*GIVEN REQUEST*. Copy each line of the records that holds the string "ylabel".

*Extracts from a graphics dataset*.
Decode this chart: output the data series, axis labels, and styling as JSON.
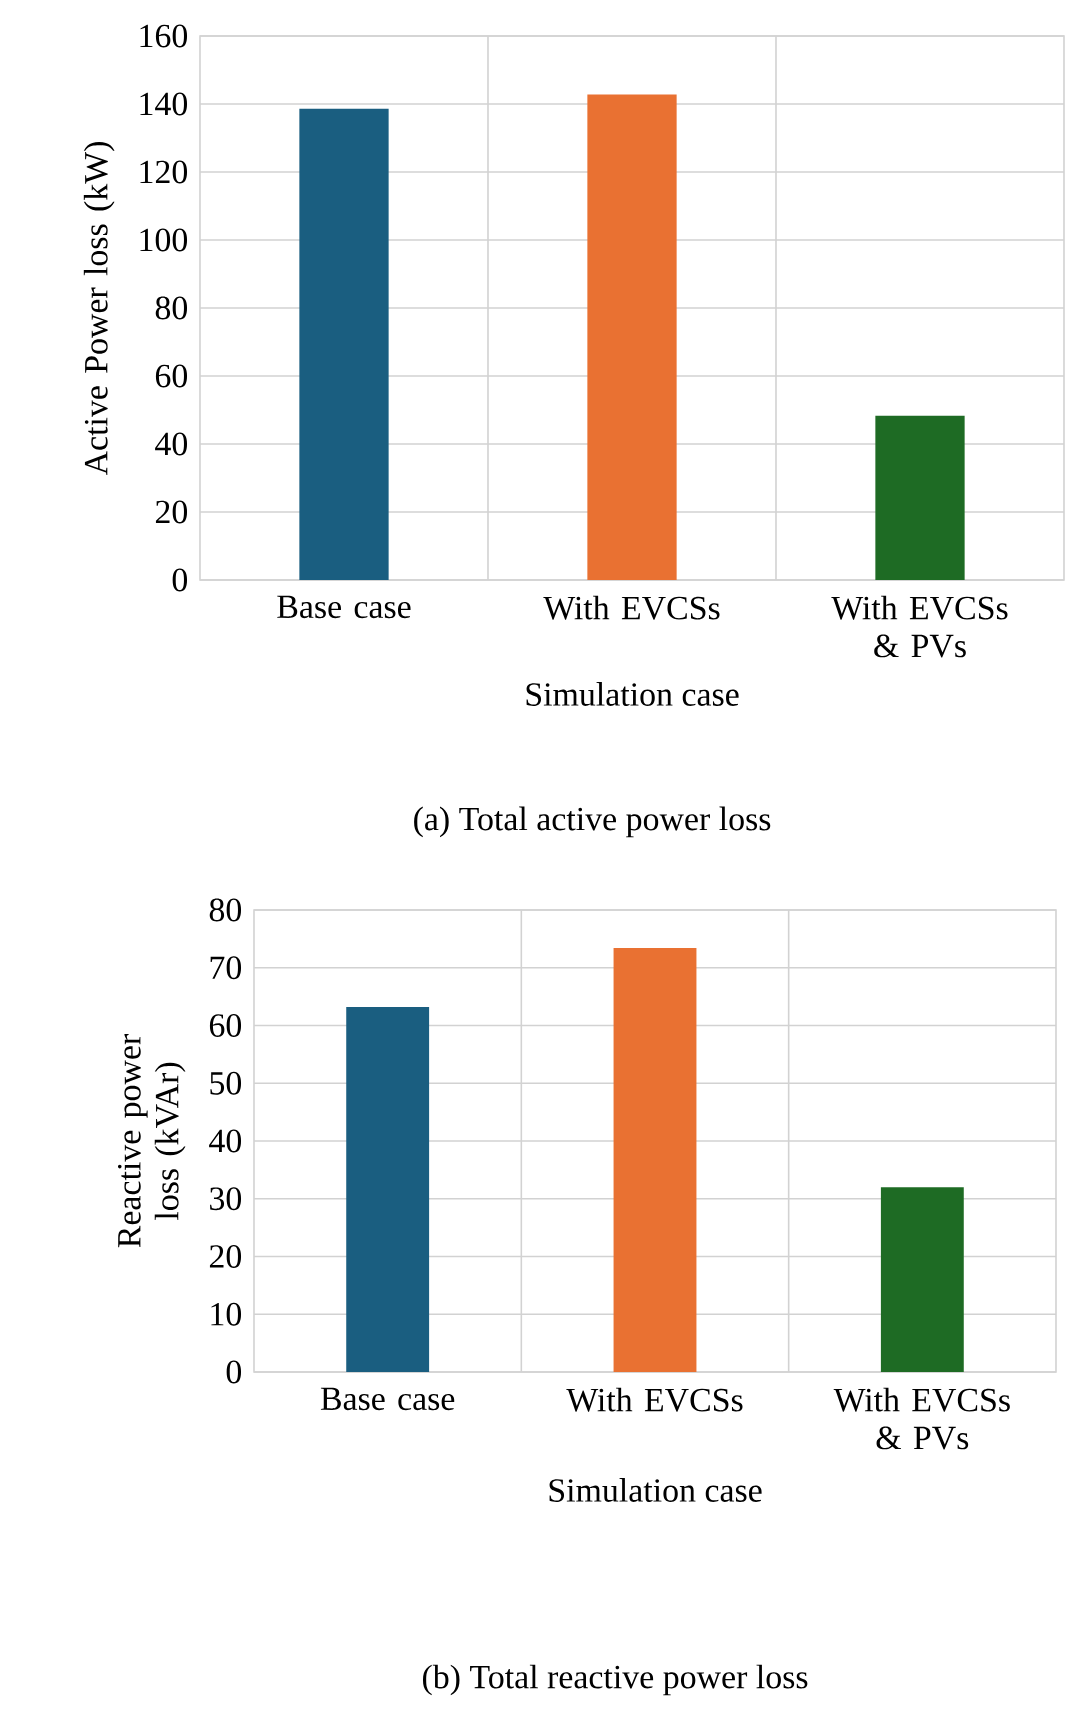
{
  "chart_data": [
    {
      "type": "bar",
      "categories": [
        "Base case",
        "With EVCSs",
        "With EVCSs & PVs"
      ],
      "values": [
        138.6,
        142.8,
        48.3
      ],
      "colors": [
        "#1a5e80",
        "#e97132",
        "#1e6b24"
      ],
      "xlabel": "Simulation case",
      "ylabel": "Active Power loss (kW)",
      "ylim": [
        0,
        160
      ],
      "yticks": [
        0,
        20,
        40,
        60,
        80,
        100,
        120,
        140,
        160
      ],
      "grid": true,
      "annotations": [
        "(a) Total active power loss"
      ]
    },
    {
      "type": "bar",
      "categories": [
        "Base case",
        "With EVCSs",
        "With EVCSs & PVs"
      ],
      "values": [
        63.2,
        73.4,
        32.0
      ],
      "colors": [
        "#1a5e80",
        "#e97132",
        "#1e6b24"
      ],
      "xlabel": "Simulation case",
      "ylabel": "Reactive power loss (kVAr)",
      "ylim": [
        0,
        80
      ],
      "yticks": [
        0,
        10,
        20,
        30,
        40,
        50,
        60,
        70,
        80
      ],
      "grid": true,
      "annotations": [
        "(b) Total reactive power loss"
      ]
    }
  ]
}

*WRITTEN REPLY*.
      "ylabel": "Active Power loss (kW)",
      "ylabel": "Reactive power loss (kVAr)",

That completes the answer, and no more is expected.